Exercise
Filter the data for lines with the word "excerpt", then copy every line so identified.

------ Input rows

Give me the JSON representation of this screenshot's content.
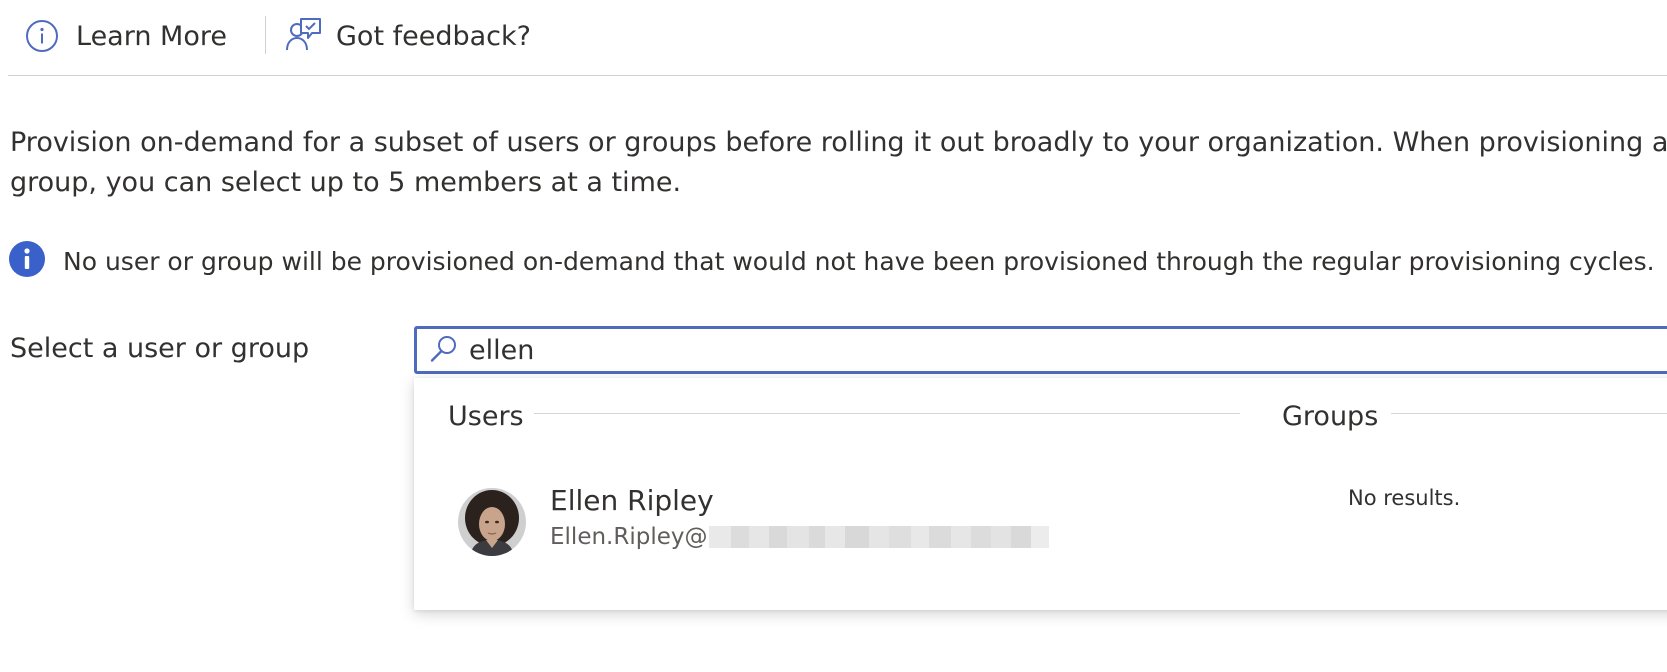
{
  "toolbar": {
    "learn_more": {
      "label": "Learn More",
      "icon": "info-circle-outline-icon"
    },
    "feedback": {
      "label": "Got feedback?",
      "icon": "person-feedback-icon"
    }
  },
  "description": "Provision on-demand for a subset of users or groups before rolling it out broadly to your organization. When provisioning a group, you can select up to 5 members at a time.",
  "info_banner": {
    "icon": "info-filled-icon",
    "text": "No user or group will be provisioned on-demand that would not have been provisioned through the regular provisioning cycles."
  },
  "select_field": {
    "label": "Select a user or group",
    "search_value": "ellen",
    "search_icon": "search-icon"
  },
  "results": {
    "users_heading": "Users",
    "groups_heading": "Groups",
    "users": [
      {
        "name": "Ellen Ripley",
        "email_prefix": "Ellen.Ripley@",
        "email_domain_redacted": true
      }
    ],
    "groups_empty_text": "No results."
  },
  "colors": {
    "accent": "#4f6bbd",
    "info_blue": "#3a61c9",
    "text": "#323130",
    "secondary_text": "#605e5c",
    "divider": "#d2d0ce"
  }
}
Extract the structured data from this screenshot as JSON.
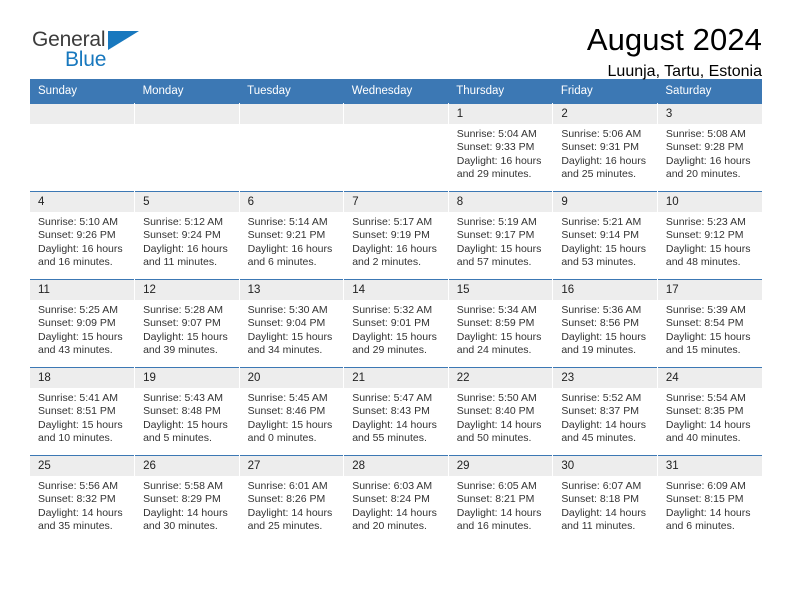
{
  "brand": {
    "name_part1": "General",
    "name_part2": "Blue",
    "triangle_color": "#1878be"
  },
  "header": {
    "title": "August 2024",
    "subtitle": "Luunja, Tartu, Estonia",
    "accent_color": "#3c78b4"
  },
  "weekdays": [
    "Sunday",
    "Monday",
    "Tuesday",
    "Wednesday",
    "Thursday",
    "Friday",
    "Saturday"
  ],
  "labels": {
    "sunrise": "Sunrise:",
    "sunset": "Sunset:",
    "daylight": "Daylight:"
  },
  "weeks": [
    [
      {
        "day": "",
        "blank": true
      },
      {
        "day": "",
        "blank": true
      },
      {
        "day": "",
        "blank": true
      },
      {
        "day": "",
        "blank": true
      },
      {
        "day": "1",
        "sunrise": "Sunrise: 5:04 AM",
        "sunset": "Sunset: 9:33 PM",
        "daylight1": "Daylight: 16 hours",
        "daylight2": "and 29 minutes."
      },
      {
        "day": "2",
        "sunrise": "Sunrise: 5:06 AM",
        "sunset": "Sunset: 9:31 PM",
        "daylight1": "Daylight: 16 hours",
        "daylight2": "and 25 minutes."
      },
      {
        "day": "3",
        "sunrise": "Sunrise: 5:08 AM",
        "sunset": "Sunset: 9:28 PM",
        "daylight1": "Daylight: 16 hours",
        "daylight2": "and 20 minutes."
      }
    ],
    [
      {
        "day": "4",
        "sunrise": "Sunrise: 5:10 AM",
        "sunset": "Sunset: 9:26 PM",
        "daylight1": "Daylight: 16 hours",
        "daylight2": "and 16 minutes."
      },
      {
        "day": "5",
        "sunrise": "Sunrise: 5:12 AM",
        "sunset": "Sunset: 9:24 PM",
        "daylight1": "Daylight: 16 hours",
        "daylight2": "and 11 minutes."
      },
      {
        "day": "6",
        "sunrise": "Sunrise: 5:14 AM",
        "sunset": "Sunset: 9:21 PM",
        "daylight1": "Daylight: 16 hours",
        "daylight2": "and 6 minutes."
      },
      {
        "day": "7",
        "sunrise": "Sunrise: 5:17 AM",
        "sunset": "Sunset: 9:19 PM",
        "daylight1": "Daylight: 16 hours",
        "daylight2": "and 2 minutes."
      },
      {
        "day": "8",
        "sunrise": "Sunrise: 5:19 AM",
        "sunset": "Sunset: 9:17 PM",
        "daylight1": "Daylight: 15 hours",
        "daylight2": "and 57 minutes."
      },
      {
        "day": "9",
        "sunrise": "Sunrise: 5:21 AM",
        "sunset": "Sunset: 9:14 PM",
        "daylight1": "Daylight: 15 hours",
        "daylight2": "and 53 minutes."
      },
      {
        "day": "10",
        "sunrise": "Sunrise: 5:23 AM",
        "sunset": "Sunset: 9:12 PM",
        "daylight1": "Daylight: 15 hours",
        "daylight2": "and 48 minutes."
      }
    ],
    [
      {
        "day": "11",
        "sunrise": "Sunrise: 5:25 AM",
        "sunset": "Sunset: 9:09 PM",
        "daylight1": "Daylight: 15 hours",
        "daylight2": "and 43 minutes."
      },
      {
        "day": "12",
        "sunrise": "Sunrise: 5:28 AM",
        "sunset": "Sunset: 9:07 PM",
        "daylight1": "Daylight: 15 hours",
        "daylight2": "and 39 minutes."
      },
      {
        "day": "13",
        "sunrise": "Sunrise: 5:30 AM",
        "sunset": "Sunset: 9:04 PM",
        "daylight1": "Daylight: 15 hours",
        "daylight2": "and 34 minutes."
      },
      {
        "day": "14",
        "sunrise": "Sunrise: 5:32 AM",
        "sunset": "Sunset: 9:01 PM",
        "daylight1": "Daylight: 15 hours",
        "daylight2": "and 29 minutes."
      },
      {
        "day": "15",
        "sunrise": "Sunrise: 5:34 AM",
        "sunset": "Sunset: 8:59 PM",
        "daylight1": "Daylight: 15 hours",
        "daylight2": "and 24 minutes."
      },
      {
        "day": "16",
        "sunrise": "Sunrise: 5:36 AM",
        "sunset": "Sunset: 8:56 PM",
        "daylight1": "Daylight: 15 hours",
        "daylight2": "and 19 minutes."
      },
      {
        "day": "17",
        "sunrise": "Sunrise: 5:39 AM",
        "sunset": "Sunset: 8:54 PM",
        "daylight1": "Daylight: 15 hours",
        "daylight2": "and 15 minutes."
      }
    ],
    [
      {
        "day": "18",
        "sunrise": "Sunrise: 5:41 AM",
        "sunset": "Sunset: 8:51 PM",
        "daylight1": "Daylight: 15 hours",
        "daylight2": "and 10 minutes."
      },
      {
        "day": "19",
        "sunrise": "Sunrise: 5:43 AM",
        "sunset": "Sunset: 8:48 PM",
        "daylight1": "Daylight: 15 hours",
        "daylight2": "and 5 minutes."
      },
      {
        "day": "20",
        "sunrise": "Sunrise: 5:45 AM",
        "sunset": "Sunset: 8:46 PM",
        "daylight1": "Daylight: 15 hours",
        "daylight2": "and 0 minutes."
      },
      {
        "day": "21",
        "sunrise": "Sunrise: 5:47 AM",
        "sunset": "Sunset: 8:43 PM",
        "daylight1": "Daylight: 14 hours",
        "daylight2": "and 55 minutes."
      },
      {
        "day": "22",
        "sunrise": "Sunrise: 5:50 AM",
        "sunset": "Sunset: 8:40 PM",
        "daylight1": "Daylight: 14 hours",
        "daylight2": "and 50 minutes."
      },
      {
        "day": "23",
        "sunrise": "Sunrise: 5:52 AM",
        "sunset": "Sunset: 8:37 PM",
        "daylight1": "Daylight: 14 hours",
        "daylight2": "and 45 minutes."
      },
      {
        "day": "24",
        "sunrise": "Sunrise: 5:54 AM",
        "sunset": "Sunset: 8:35 PM",
        "daylight1": "Daylight: 14 hours",
        "daylight2": "and 40 minutes."
      }
    ],
    [
      {
        "day": "25",
        "sunrise": "Sunrise: 5:56 AM",
        "sunset": "Sunset: 8:32 PM",
        "daylight1": "Daylight: 14 hours",
        "daylight2": "and 35 minutes."
      },
      {
        "day": "26",
        "sunrise": "Sunrise: 5:58 AM",
        "sunset": "Sunset: 8:29 PM",
        "daylight1": "Daylight: 14 hours",
        "daylight2": "and 30 minutes."
      },
      {
        "day": "27",
        "sunrise": "Sunrise: 6:01 AM",
        "sunset": "Sunset: 8:26 PM",
        "daylight1": "Daylight: 14 hours",
        "daylight2": "and 25 minutes."
      },
      {
        "day": "28",
        "sunrise": "Sunrise: 6:03 AM",
        "sunset": "Sunset: 8:24 PM",
        "daylight1": "Daylight: 14 hours",
        "daylight2": "and 20 minutes."
      },
      {
        "day": "29",
        "sunrise": "Sunrise: 6:05 AM",
        "sunset": "Sunset: 8:21 PM",
        "daylight1": "Daylight: 14 hours",
        "daylight2": "and 16 minutes."
      },
      {
        "day": "30",
        "sunrise": "Sunrise: 6:07 AM",
        "sunset": "Sunset: 8:18 PM",
        "daylight1": "Daylight: 14 hours",
        "daylight2": "and 11 minutes."
      },
      {
        "day": "31",
        "sunrise": "Sunrise: 6:09 AM",
        "sunset": "Sunset: 8:15 PM",
        "daylight1": "Daylight: 14 hours",
        "daylight2": "and 6 minutes."
      }
    ]
  ]
}
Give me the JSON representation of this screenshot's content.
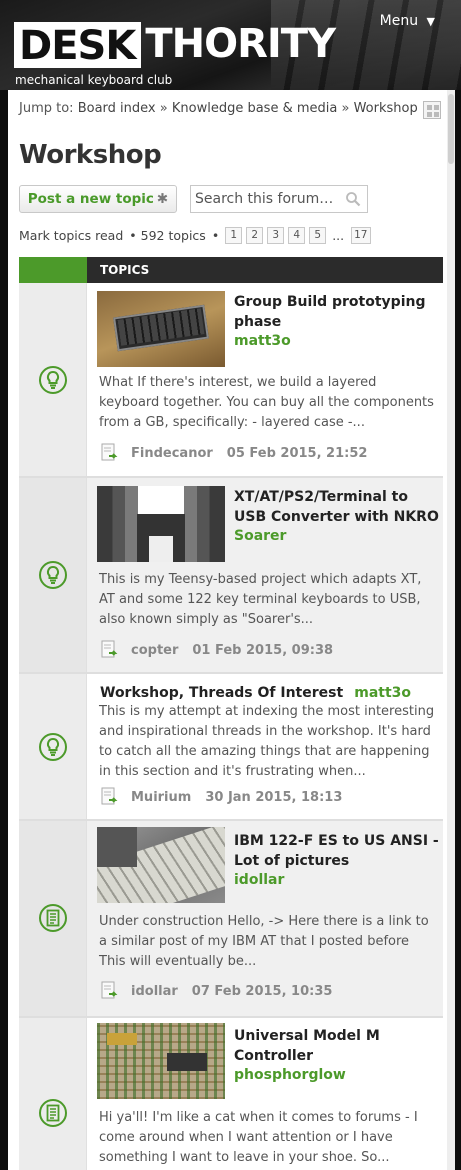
{
  "header": {
    "logo_box": "DESK",
    "logo_rest": "THORITY",
    "tagline": "mechanical keyboard club",
    "menu_label": "Menu",
    "menu_arrow": "▼"
  },
  "breadcrumb": {
    "jump_label": "Jump to:",
    "items": [
      "Board index",
      "Knowledge base & media",
      "Workshop"
    ],
    "separator": "»"
  },
  "page_title": "Workshop",
  "actions": {
    "post_label": "Post a new topic",
    "post_icon": "✱",
    "search_placeholder": "Search this forum…"
  },
  "pagination": {
    "mark_read": "Mark topics read",
    "bullet": "•",
    "topic_count": "592 topics",
    "pages": [
      "1",
      "2",
      "3",
      "4",
      "5"
    ],
    "ellipsis": "...",
    "last_page": "17"
  },
  "topics_header": "TOPICS",
  "colors": {
    "accent": "#4c9a2a",
    "header_bg": "#2b2b2b"
  },
  "topics": [
    {
      "title": "Group Build prototyping phase",
      "author": "matt3o",
      "excerpt": "What If there's interest, we build a layered keyboard together. You can buy all the components from a GB, specifically: - layered case -...",
      "last_poster": "Findecanor",
      "last_date": "05 Feb 2015, 21:52",
      "icon": "lightbulb-icon"
    },
    {
      "title": "XT/AT/PS2/Terminal to USB Converter with NKRO",
      "author": "Soarer",
      "excerpt": "This is my Teensy-based project which adapts XT, AT and some 122 key terminal keyboards to USB, also known simply as \"Soarer's...",
      "last_poster": "copter",
      "last_date": "01 Feb 2015, 09:38",
      "icon": "lightbulb-icon"
    },
    {
      "title": "Workshop, Threads Of Interest",
      "author": "matt3o",
      "excerpt": "This is my attempt at indexing the most interesting and inspirational threads in the workshop. It's hard to catch all the amazing things that are happening in this section and it's frustrating when...",
      "last_poster": "Muirium",
      "last_date": "30 Jan 2015, 18:13",
      "icon": "lightbulb-icon"
    },
    {
      "title": "IBM 122-F ES to US ANSI - Lot of pictures",
      "author": "idollar",
      "excerpt": "Under construction Hello, -> Here there is a link to a similar post of my IBM AT that I posted before This will eventually be...",
      "last_poster": "idollar",
      "last_date": "07 Feb 2015, 10:35",
      "icon": "document-icon"
    },
    {
      "title": "Universal Model M Controller",
      "author": "phosphorglow",
      "excerpt": "Hi ya'll! I'm like a cat when it comes to forums - I come around when I want attention or I have something I want to leave in your shoe. So...",
      "last_poster": "",
      "last_date": "",
      "icon": "document-icon"
    }
  ]
}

------------

Task response
      "excerpt": "What If there's interest, we build a layered keyboard together. You can buy all the components from a GB, specifically: - layered case -...",
      "excerpt": "This is my Teensy-based project which adapts XT, AT and some 122 key terminal keyboards to USB, also known simply as \"Soarer's...",
      "excerpt": "This is my attempt at indexing the most interesting and inspirational threads in the workshop. It's hard to catch all the amazing things that are happening in this section and it's frustrating when...",
      "excerpt": "Under construction Hello, -> Here there is a link to a similar post of my IBM AT that I posted before This will eventually be...",
      "excerpt": "Hi ya'll! I'm like a cat when it comes to forums - I come around when I want attention or I have something I want to leave in your shoe. So...",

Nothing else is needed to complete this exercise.